» **Page**
┄┄┄┄┄┄┄┄┄┄

Because I
say that during conflict a woman’s deepest need is to feel loved whereas a man’s
deepest need is to feel respected, people often think I’m saying a woman
doesn’t need respect and a man doesn’t need love.
That’s NOT what I’m saying.
Men and
women need both love and respect
equally. Period.
So why do Italk so much about a man’s need for respect and a woman’s need for love? Why don’t I just talk about the fact that men
and women need both?
Furthermore,
why do I keep talking about gender?
Good
questions. Let me explain.
First of
all, Ephesians 5:33 clearly states that husbands are to love their wives and
wives are to respect their husbands.
For some
reason, the writer of this passage, the apostle Paul, thought it was important
to make a distinction here. He doesn’t
say husbands are to respect their wives and wives are to love their
husbands. Nor does he simply say,
“Husband and wives, love and respect one another.”
Have you
ever wondered why?

┄┄┄┄┄┄┄┄┄┄

» **Supplied information**
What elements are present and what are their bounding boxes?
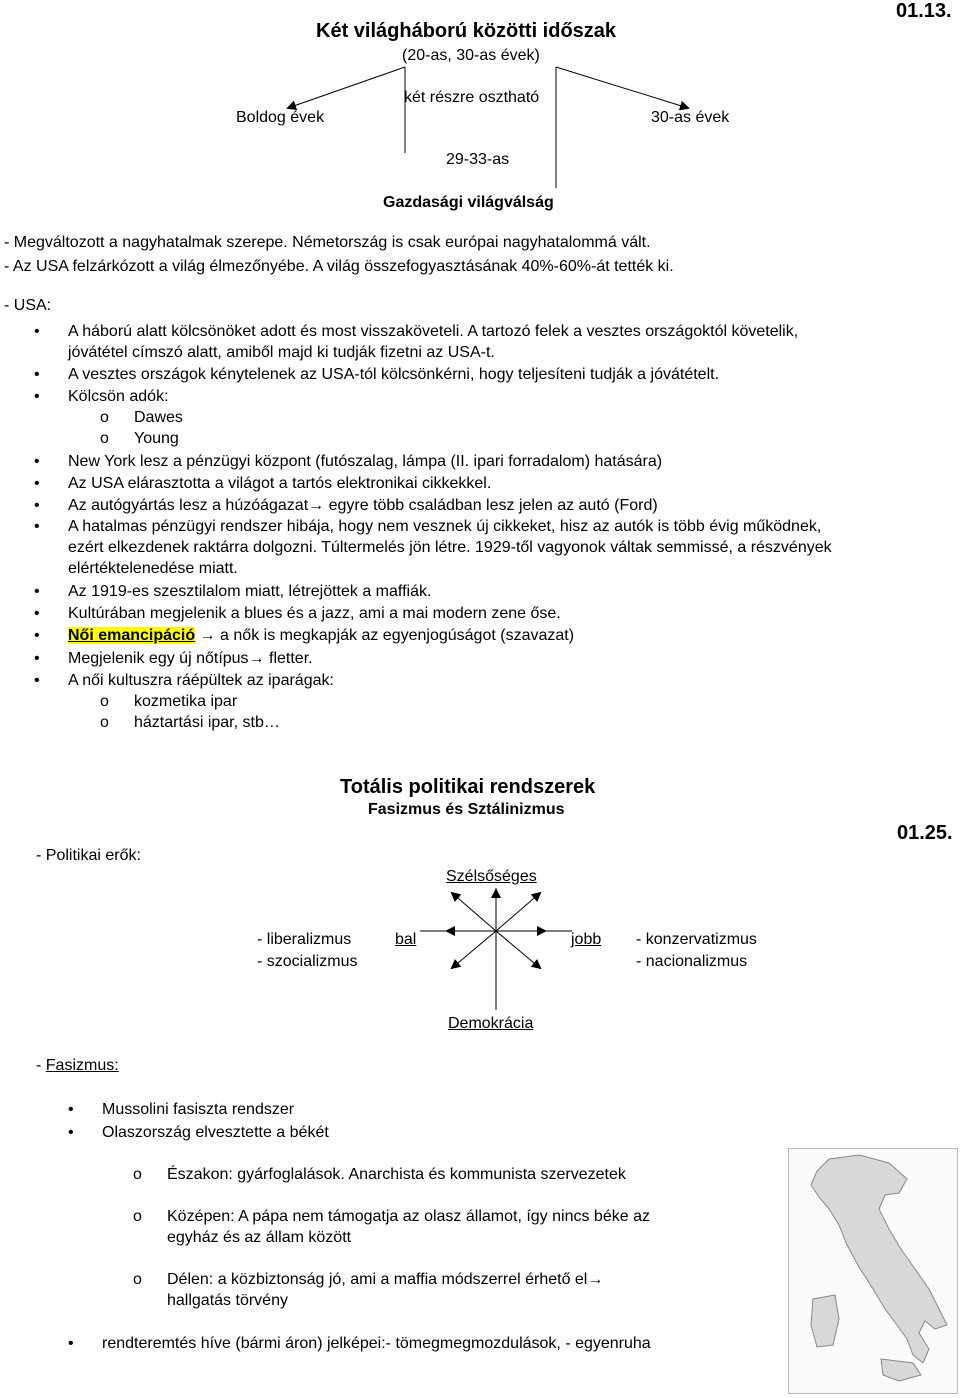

┄┄┄┄┄┄┄┄┄┄

» **Work to be completed**
Answer these from the text on love and respect:
(a) What does the text say is a man's deepest need during conflict?
(b) Which verse does the text cite about husbands and wives?
(c) Whom does the text name as the writer of that passage?

» **Worked solution**
(a) To feel respected.
(b) Ephesians 5:33.
(c) The apostle Paul.